Copy out every line in which the string "location" occurs.

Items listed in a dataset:
= = = =
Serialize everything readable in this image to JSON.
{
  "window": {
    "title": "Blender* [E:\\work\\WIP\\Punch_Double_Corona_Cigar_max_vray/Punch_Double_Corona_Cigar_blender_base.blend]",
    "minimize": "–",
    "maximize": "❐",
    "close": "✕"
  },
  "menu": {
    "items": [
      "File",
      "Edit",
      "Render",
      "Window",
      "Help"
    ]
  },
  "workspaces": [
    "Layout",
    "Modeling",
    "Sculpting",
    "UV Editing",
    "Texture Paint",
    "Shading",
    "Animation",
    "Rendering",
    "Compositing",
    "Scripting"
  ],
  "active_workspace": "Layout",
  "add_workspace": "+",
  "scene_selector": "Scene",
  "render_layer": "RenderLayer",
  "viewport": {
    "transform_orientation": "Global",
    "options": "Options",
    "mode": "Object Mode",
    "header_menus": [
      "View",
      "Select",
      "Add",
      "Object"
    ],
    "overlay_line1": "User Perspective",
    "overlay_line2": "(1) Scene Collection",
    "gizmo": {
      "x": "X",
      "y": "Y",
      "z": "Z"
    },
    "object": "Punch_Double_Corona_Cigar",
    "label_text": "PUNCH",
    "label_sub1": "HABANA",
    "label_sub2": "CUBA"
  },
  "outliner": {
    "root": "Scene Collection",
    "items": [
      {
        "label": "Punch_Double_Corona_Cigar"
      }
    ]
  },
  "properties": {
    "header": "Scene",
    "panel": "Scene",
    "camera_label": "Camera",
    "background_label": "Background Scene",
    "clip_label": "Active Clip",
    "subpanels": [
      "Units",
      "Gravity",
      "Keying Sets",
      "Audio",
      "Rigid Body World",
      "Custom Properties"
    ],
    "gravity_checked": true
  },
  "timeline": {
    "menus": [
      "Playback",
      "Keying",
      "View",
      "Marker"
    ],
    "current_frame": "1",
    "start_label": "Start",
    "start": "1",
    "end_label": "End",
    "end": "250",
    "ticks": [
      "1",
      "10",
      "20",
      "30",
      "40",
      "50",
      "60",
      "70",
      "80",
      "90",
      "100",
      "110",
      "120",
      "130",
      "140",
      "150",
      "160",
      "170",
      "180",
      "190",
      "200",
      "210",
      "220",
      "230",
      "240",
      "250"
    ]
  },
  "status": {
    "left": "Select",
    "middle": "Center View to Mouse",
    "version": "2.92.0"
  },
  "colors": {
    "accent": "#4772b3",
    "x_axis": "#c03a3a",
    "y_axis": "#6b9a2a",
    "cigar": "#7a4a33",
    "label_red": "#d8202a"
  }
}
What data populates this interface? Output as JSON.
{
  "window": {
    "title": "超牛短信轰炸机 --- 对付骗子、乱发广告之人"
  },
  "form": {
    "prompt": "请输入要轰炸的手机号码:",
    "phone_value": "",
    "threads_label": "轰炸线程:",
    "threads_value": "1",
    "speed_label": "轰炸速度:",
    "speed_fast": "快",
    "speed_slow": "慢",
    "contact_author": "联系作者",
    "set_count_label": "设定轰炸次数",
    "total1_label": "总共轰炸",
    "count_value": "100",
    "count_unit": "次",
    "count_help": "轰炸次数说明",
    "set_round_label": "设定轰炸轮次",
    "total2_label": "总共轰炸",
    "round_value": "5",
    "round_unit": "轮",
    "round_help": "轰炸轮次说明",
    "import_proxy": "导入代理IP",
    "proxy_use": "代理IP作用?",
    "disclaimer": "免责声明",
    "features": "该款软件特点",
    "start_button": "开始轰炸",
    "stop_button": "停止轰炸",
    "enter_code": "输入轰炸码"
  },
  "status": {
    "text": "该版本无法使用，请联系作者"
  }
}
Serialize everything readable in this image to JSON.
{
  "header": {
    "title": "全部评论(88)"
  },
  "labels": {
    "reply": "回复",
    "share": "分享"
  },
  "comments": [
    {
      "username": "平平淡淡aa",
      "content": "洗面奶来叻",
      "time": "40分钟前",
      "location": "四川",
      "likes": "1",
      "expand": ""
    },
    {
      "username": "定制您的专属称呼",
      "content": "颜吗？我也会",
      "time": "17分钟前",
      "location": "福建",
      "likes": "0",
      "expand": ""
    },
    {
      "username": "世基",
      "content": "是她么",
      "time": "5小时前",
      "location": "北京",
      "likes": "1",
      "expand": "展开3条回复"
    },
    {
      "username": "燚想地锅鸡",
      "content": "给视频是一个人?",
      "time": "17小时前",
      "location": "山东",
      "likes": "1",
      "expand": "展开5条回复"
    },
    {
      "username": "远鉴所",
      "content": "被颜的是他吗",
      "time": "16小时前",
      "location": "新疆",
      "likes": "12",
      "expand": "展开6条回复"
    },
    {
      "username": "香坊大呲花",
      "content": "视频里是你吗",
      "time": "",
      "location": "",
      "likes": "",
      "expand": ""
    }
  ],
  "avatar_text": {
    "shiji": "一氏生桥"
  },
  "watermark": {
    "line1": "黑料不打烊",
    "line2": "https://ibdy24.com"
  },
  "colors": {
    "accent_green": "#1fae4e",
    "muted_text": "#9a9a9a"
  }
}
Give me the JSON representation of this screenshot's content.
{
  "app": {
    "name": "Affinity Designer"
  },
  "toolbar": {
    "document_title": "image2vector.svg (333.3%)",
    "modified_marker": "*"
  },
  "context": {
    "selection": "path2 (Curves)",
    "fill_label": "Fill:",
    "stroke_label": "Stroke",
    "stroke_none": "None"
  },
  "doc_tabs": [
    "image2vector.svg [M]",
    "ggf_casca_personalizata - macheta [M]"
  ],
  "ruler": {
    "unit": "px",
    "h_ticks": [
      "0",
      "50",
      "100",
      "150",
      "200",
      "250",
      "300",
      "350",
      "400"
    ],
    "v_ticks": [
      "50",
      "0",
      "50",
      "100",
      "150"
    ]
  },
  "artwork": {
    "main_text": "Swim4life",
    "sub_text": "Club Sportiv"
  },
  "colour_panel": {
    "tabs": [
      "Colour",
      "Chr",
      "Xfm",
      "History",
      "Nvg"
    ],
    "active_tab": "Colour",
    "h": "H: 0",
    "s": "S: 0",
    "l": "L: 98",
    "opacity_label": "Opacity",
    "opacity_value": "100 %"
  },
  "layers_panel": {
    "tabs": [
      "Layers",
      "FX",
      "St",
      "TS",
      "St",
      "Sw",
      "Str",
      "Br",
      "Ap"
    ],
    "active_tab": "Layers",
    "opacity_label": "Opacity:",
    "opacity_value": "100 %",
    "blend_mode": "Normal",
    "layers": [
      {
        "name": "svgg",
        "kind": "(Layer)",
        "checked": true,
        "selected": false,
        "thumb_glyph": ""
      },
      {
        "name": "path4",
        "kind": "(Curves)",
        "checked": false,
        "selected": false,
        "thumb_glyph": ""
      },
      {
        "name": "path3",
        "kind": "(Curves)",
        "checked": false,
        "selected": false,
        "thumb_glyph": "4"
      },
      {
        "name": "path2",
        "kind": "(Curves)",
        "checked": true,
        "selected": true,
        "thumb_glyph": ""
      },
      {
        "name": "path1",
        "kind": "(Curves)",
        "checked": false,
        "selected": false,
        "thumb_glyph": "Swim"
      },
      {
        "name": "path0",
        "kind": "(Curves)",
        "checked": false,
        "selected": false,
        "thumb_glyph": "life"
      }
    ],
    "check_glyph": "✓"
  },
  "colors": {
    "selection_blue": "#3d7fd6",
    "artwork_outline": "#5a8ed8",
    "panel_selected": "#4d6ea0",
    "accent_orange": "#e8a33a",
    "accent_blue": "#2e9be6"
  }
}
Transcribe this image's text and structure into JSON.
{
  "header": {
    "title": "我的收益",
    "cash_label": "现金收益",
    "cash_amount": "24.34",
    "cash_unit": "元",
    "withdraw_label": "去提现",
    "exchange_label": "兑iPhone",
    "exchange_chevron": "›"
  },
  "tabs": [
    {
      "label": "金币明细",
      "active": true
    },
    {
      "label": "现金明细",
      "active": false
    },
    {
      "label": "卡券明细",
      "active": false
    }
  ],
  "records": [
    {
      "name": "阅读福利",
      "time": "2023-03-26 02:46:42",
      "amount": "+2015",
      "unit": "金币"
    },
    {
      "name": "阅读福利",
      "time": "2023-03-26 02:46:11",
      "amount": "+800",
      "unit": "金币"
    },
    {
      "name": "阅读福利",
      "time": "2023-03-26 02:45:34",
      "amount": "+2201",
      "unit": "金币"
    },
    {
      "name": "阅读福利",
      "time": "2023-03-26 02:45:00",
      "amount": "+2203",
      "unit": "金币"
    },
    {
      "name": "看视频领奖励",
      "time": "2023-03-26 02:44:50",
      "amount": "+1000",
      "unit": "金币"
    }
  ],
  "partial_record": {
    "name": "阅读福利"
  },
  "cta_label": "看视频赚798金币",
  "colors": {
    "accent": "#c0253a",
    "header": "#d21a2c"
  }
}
= = = =
• **Result**
      "location": "四川",
      "location": "福建",
      "location": "北京",
      "location": "山东",
      "location": "新疆",
      "location": "",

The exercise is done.